- Records for this exercise:
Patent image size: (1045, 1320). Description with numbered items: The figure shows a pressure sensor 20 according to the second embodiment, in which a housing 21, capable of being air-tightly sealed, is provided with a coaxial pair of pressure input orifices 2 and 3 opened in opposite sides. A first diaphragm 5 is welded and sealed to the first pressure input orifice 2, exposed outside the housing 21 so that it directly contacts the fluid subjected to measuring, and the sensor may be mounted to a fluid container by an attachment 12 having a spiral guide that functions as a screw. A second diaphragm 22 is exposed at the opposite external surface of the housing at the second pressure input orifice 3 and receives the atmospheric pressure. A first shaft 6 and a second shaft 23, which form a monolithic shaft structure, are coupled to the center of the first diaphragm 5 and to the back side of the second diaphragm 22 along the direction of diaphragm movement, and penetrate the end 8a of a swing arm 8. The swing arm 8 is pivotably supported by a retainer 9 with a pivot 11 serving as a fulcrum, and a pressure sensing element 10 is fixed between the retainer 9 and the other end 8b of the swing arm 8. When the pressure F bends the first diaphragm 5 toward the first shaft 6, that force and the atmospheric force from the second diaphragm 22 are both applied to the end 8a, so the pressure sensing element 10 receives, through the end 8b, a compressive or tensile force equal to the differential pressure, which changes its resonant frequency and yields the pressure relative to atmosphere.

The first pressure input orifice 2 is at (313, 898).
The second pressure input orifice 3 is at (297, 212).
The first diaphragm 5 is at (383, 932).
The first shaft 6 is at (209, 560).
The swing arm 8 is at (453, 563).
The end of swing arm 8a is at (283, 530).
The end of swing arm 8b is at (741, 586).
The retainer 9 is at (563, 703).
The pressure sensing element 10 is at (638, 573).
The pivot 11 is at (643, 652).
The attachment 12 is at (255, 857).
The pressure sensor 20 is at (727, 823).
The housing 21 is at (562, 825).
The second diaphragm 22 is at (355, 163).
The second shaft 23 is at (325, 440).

- Your task: Give back every line above unchanged, word for word.

- Exercise response:
Patent image size: (1045, 1320). Description with numbered items: The figure shows a pressure sensor 20 according to the second embodiment, in which a housing 21, capable of being air-tightly sealed, is provided with a coaxial pair of pressure input orifices 2 and 3 opened in opposite sides. A first diaphragm 5 is welded and sealed to the first pressure input orifice 2, exposed outside the housing 21 so that it directly contacts the fluid subjected to measuring, and the sensor may be mounted to a fluid container by an attachment 12 having a spiral guide that functions as a screw. A second diaphragm 22 is exposed at the opposite external surface of the housing at the second pressure input orifice 3 and receives the atmospheric pressure. A first shaft 6 and a second shaft 23, which form a monolithic shaft structure, are coupled to the center of the first diaphragm 5 and to the back side of the second diaphragm 22 along the direction of diaphragm movement, and penetrate the end 8a of a swing arm 8. The swing arm 8 is pivotably supported by a retainer 9 with a pivot 11 serving as a fulcrum, and a pressure sensing element 10 is fixed between the retainer 9 and the other end 8b of the swing arm 8. When the pressure F bends the first diaphragm 5 toward the first shaft 6, that force and the atmospheric force from the second diaphragm 22 are both applied to the end 8a, so the pressure sensing element 10 receives, through the end 8b, a compressive or tensile force equal to the differential pressure, which changes its resonant frequency and yields the pressure relative to atmosphere.

The first pressure input orifice 2 is at (313, 898).
The second pressure input orifice 3 is at (297, 212).
The first diaphragm 5 is at (383, 932).
The first shaft 6 is at (209, 560).
The swing arm 8 is at (453, 563).
The end of swing arm 8a is at (283, 530).
The end of swing arm 8b is at (741, 586).
The retainer 9 is at (563, 703).
The pressure sensing element 10 is at (638, 573).
The pivot 11 is at (643, 652).
The attachment 12 is at (255, 857).
The pressure sensor 20 is at (727, 823).
The housing 21 is at (562, 825).
The second diaphragm 22 is at (355, 163).
The second shaft 23 is at (325, 440).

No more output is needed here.